Dataset items:
%%
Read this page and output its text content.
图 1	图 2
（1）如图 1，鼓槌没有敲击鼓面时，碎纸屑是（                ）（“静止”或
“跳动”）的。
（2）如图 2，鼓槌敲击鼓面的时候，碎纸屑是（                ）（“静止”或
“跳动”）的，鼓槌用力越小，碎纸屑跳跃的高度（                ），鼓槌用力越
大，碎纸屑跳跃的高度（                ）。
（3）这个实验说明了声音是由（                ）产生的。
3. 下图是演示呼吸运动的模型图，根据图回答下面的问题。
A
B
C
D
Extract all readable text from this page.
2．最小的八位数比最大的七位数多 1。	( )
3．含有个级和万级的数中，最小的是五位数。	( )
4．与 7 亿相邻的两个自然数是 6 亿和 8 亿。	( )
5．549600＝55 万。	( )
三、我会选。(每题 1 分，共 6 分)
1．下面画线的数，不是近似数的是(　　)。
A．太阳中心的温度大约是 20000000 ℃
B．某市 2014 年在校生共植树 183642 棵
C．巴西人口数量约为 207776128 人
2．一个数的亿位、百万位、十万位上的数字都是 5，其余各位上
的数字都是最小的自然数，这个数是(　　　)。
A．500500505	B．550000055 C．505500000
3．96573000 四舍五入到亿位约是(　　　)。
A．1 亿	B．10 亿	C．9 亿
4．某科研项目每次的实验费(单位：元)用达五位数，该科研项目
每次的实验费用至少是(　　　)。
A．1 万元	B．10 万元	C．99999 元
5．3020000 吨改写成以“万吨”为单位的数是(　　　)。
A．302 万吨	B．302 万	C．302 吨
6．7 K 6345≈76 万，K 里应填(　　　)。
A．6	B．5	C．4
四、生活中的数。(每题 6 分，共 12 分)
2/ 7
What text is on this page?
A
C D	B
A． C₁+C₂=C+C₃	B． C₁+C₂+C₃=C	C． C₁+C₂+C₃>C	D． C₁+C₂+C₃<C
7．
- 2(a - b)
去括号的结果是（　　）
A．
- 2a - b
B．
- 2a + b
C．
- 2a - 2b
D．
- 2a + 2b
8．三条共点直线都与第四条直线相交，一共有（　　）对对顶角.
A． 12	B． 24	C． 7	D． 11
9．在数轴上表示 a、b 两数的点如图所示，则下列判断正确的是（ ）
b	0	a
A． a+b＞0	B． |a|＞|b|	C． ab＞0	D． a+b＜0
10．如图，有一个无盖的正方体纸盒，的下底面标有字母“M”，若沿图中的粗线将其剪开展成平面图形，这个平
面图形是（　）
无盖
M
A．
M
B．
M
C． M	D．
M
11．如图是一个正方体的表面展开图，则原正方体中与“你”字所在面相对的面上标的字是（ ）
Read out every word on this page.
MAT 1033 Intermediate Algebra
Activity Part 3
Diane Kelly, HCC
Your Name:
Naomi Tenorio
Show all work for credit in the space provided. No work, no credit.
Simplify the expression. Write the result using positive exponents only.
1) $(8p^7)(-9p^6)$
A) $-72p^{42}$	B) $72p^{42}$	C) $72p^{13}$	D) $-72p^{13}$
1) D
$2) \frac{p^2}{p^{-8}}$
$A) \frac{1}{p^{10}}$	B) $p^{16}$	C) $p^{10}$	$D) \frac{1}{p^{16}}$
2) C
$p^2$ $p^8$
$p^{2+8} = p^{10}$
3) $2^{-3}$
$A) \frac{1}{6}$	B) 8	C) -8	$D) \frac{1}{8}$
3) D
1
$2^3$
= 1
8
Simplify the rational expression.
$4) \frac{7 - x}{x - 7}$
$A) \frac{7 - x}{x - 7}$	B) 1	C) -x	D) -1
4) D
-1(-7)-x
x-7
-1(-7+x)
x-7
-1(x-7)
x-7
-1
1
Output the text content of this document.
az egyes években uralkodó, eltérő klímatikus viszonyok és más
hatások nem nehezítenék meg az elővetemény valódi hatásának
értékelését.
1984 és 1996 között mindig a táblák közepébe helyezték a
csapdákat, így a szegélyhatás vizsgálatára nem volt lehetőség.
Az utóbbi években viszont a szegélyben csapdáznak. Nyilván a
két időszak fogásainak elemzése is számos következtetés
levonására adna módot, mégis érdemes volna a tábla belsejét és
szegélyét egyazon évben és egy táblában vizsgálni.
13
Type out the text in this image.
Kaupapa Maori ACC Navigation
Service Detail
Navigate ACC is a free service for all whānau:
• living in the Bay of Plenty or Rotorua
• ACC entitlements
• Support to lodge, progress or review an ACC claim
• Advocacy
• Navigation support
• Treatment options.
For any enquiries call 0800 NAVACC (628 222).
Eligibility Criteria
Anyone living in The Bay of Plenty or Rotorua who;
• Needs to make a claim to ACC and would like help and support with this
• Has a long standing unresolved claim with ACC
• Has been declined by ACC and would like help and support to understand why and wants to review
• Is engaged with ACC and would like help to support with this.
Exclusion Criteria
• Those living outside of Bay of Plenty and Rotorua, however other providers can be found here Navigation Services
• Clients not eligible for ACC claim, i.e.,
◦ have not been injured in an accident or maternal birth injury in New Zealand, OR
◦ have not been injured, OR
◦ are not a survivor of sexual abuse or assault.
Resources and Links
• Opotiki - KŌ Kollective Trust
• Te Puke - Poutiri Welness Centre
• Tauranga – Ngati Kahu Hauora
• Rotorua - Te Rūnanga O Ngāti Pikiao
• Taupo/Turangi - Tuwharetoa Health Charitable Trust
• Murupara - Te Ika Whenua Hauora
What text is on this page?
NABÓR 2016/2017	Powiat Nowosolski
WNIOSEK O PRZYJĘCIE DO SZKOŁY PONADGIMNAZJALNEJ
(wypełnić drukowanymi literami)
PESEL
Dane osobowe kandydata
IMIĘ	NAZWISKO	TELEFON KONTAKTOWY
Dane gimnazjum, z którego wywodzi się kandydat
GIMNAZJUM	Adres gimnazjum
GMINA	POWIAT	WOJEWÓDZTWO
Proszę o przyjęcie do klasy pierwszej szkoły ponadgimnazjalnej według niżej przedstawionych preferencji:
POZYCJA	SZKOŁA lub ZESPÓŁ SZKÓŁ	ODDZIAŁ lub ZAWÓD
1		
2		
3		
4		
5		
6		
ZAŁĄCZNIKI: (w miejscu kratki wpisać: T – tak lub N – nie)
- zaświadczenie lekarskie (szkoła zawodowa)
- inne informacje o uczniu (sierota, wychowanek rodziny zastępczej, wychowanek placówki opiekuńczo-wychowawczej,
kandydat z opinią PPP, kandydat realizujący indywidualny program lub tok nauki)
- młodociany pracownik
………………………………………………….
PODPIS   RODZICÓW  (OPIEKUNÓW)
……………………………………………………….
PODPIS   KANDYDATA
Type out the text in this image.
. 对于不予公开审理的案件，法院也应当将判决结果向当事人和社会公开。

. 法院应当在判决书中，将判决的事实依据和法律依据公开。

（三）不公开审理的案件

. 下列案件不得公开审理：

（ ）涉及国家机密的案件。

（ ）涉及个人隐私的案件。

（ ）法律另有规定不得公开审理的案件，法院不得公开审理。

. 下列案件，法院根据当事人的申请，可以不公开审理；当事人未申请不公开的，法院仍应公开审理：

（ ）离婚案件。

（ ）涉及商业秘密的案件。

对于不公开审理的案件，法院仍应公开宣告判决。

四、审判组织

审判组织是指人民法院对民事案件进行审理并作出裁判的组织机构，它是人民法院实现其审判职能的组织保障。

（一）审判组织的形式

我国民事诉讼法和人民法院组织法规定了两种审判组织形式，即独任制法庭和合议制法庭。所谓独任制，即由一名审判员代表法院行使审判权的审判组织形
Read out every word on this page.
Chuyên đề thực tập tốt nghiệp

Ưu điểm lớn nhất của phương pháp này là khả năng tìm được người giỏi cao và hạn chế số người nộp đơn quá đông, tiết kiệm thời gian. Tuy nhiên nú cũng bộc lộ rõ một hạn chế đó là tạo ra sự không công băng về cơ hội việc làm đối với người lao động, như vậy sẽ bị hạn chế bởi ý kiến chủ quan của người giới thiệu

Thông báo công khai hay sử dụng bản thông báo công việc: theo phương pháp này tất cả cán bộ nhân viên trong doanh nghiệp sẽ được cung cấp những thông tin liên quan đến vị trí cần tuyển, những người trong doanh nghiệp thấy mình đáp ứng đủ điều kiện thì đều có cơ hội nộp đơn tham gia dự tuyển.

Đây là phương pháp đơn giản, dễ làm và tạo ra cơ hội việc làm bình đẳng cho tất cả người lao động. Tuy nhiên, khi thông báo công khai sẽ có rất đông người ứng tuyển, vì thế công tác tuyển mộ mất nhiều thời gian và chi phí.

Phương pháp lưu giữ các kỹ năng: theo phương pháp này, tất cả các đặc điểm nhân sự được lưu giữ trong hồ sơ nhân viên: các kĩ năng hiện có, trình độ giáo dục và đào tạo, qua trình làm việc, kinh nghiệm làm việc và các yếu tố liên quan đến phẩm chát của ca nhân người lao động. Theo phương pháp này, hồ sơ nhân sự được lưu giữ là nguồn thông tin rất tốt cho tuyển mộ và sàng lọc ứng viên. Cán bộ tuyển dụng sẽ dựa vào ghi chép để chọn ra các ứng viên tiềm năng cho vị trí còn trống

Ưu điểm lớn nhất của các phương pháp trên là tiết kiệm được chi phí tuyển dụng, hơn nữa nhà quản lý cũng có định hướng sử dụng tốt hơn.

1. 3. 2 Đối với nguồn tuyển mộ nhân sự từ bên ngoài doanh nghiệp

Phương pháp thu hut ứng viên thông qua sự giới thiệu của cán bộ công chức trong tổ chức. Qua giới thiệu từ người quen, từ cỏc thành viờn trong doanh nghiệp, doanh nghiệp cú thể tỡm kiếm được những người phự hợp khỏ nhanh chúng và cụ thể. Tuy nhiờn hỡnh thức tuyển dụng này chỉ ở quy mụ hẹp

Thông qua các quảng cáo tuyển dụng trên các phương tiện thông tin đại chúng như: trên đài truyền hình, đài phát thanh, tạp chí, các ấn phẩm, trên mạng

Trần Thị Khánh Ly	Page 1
%%
▶ **What this task involves**
Locate all lines that include the word "碎纸屑跳跃的高度" and copy them out.

▶ **Complete output**
“跳动”）的，鼓槌用力越小，碎纸屑跳跃的高度（                ），鼓槌用力越
大，碎纸屑跳跃的高度（                ）。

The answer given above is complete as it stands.